__THE RECORDS__
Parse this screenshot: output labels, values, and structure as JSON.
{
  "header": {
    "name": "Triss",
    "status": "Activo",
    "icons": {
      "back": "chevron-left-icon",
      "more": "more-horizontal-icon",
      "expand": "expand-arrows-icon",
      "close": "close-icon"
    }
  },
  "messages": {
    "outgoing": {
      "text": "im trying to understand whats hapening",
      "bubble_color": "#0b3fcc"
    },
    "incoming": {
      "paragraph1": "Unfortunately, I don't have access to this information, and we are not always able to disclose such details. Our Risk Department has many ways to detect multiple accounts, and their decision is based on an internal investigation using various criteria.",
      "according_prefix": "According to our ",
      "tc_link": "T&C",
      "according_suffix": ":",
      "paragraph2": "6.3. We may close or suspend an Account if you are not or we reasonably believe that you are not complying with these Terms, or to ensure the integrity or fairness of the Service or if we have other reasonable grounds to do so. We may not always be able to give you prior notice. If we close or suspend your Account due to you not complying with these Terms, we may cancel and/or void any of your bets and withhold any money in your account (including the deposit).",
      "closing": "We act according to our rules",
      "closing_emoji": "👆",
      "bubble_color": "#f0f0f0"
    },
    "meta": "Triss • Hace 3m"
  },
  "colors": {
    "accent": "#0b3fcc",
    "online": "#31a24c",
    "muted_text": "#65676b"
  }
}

__SHORT PROBLEM__
Take the entries above and transcribe them in full.

__OUTPUT BELOW__
Parse this screenshot: output labels, values, and structure as JSON.
{
  "header": {
    "name": "Triss",
    "status": "Activo",
    "icons": {
      "back": "chevron-left-icon",
      "more": "more-horizontal-icon",
      "expand": "expand-arrows-icon",
      "close": "close-icon"
    }
  },
  "messages": {
    "outgoing": {
      "text": "im trying to understand whats hapening",
      "bubble_color": "#0b3fcc"
    },
    "incoming": {
      "paragraph1": "Unfortunately, I don't have access to this information, and we are not always able to disclose such details. Our Risk Department has many ways to detect multiple accounts, and their decision is based on an internal investigation using various criteria.",
      "according_prefix": "According to our ",
      "tc_link": "T&C",
      "according_suffix": ":",
      "paragraph2": "6.3. We may close or suspend an Account if you are not or we reasonably believe that you are not complying with these Terms, or to ensure the integrity or fairness of the Service or if we have other reasonable grounds to do so. We may not always be able to give you prior notice. If we close or suspend your Account due to you not complying with these Terms, we may cancel and/or void any of your bets and withhold any money in your account (including the deposit).",
      "closing": "We act according to our rules",
      "closing_emoji": "👆",
      "bubble_color": "#f0f0f0"
    },
    "meta": "Triss • Hace 3m"
  },
  "colors": {
    "accent": "#0b3fcc",
    "online": "#31a24c",
    "muted_text": "#65676b"
  }
}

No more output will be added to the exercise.